§ TASK INSTRUCTIONS:
Give only the count of lines containing "которым".

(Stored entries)
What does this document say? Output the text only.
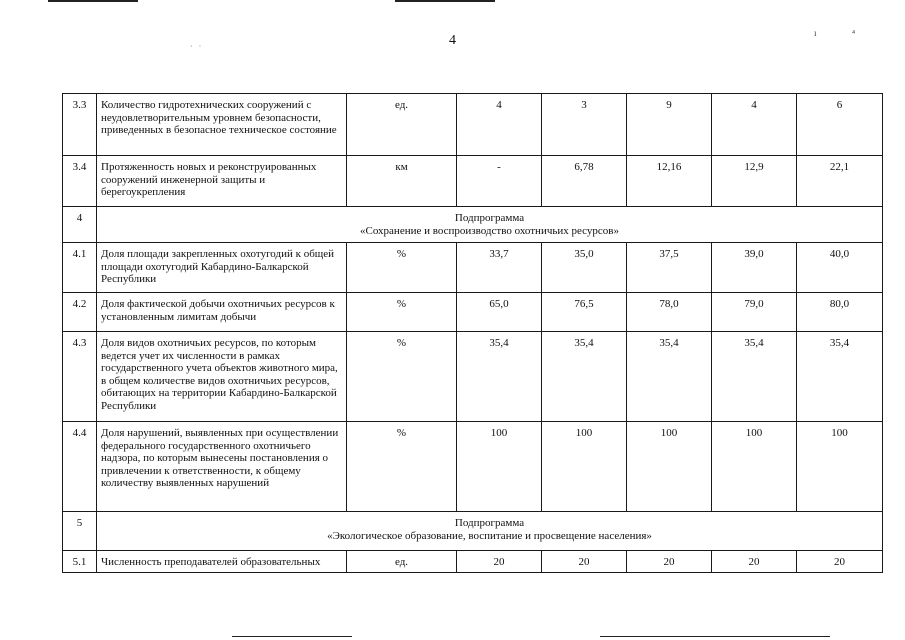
· ·	4	ı	⁴
3.3	Количество гидротехнических сооружений с неудовлетворительным уровнем безопасности, приведенных в безопасное техническое состояние	ед.	4	3	9	4	6
3.4	Протяженность новых и реконструированных сооружений инженерной защиты и берегоукрепления	км	-	6,78	12,16	12,9	22,1
4	Подпрограмма
«Сохранение и воспроизводство охотничьих ресурсов»						

4.1	Доля площади закрепленных охотугодий к общей площади охотугодий Кабардино-Балкарской Республики	%	33,7	35,0	37,5	39,0	40,0
4.2	Доля фактической добычи охотничьих ресурсов к установленным лимитам добычи	%	65,0	76,5	78,0	79,0	80,0
4.3	Доля видов охотничьих ресурсов, по которым ведется учет их численности в рамках государственного учета объектов животного мира, в общем количестве видов охотничьих ресурсов, обитающих на территории Кабардино-Балкарской Республики	%	35,4	35,4	35,4	35,4	35,4
4.4	Доля нарушений, выявленных при осуществлении федерального государственного охотничьего надзора, по которым вынесены постановления о привлечении к ответственности, к общему количеству выявленных нарушений	%	100	100	100	100	100
5	Подпрограмма
«Экологическое образование, воспитание и просвещение населения»						

5.1	Численность преподавателей образовательных	ед.	20	20	20	20	20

§ TASK RESULT:
2